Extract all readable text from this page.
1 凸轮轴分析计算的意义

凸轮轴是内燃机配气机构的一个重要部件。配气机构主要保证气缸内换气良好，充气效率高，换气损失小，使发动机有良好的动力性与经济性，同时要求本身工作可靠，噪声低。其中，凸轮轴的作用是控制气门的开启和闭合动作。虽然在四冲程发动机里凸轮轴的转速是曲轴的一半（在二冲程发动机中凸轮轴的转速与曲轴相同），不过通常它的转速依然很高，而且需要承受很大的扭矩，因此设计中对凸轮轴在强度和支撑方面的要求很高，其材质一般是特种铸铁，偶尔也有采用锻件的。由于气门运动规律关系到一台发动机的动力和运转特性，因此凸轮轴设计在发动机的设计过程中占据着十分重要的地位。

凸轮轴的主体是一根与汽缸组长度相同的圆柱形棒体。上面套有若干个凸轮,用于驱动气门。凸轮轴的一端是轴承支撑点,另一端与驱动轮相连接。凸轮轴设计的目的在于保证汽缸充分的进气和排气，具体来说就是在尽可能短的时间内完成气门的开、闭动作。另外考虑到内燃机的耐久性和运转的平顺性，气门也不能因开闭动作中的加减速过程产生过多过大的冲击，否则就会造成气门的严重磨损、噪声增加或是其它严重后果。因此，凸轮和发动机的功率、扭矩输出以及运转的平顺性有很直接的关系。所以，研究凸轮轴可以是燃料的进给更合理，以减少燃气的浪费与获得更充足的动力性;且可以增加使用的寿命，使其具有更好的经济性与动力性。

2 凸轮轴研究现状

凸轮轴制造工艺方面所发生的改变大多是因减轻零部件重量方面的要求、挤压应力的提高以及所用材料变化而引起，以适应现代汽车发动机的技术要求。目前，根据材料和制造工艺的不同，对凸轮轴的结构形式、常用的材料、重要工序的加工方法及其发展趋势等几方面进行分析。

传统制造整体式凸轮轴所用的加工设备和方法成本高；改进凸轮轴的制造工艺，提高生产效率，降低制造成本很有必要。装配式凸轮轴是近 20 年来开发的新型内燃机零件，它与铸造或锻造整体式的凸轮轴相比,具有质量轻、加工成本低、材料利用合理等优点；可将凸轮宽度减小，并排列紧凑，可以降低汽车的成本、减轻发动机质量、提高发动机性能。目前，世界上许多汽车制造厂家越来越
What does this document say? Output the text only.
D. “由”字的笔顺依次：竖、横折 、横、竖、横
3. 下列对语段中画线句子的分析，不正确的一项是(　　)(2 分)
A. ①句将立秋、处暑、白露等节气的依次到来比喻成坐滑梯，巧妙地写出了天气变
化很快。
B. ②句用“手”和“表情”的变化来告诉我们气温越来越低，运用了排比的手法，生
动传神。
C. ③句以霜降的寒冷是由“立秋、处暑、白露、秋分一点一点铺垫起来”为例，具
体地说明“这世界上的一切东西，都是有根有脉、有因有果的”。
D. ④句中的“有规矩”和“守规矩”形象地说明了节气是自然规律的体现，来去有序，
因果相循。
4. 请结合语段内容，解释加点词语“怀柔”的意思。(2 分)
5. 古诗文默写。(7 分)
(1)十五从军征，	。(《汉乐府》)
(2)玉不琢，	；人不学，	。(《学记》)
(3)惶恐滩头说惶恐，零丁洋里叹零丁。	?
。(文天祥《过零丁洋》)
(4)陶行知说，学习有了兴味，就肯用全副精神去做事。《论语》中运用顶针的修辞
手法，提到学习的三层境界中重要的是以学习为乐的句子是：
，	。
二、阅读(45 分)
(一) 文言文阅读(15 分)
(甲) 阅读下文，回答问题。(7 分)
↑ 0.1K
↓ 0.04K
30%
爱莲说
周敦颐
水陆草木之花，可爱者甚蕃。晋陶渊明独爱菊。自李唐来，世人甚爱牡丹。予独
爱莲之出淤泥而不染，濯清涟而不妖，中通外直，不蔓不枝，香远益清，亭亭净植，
────
▶ **What the exercise asks**: Scan the data above; copy every line where "this" appears.

▶ **Complete answer**:
Extract all readable text from this page.
What does this document say? Output the text only.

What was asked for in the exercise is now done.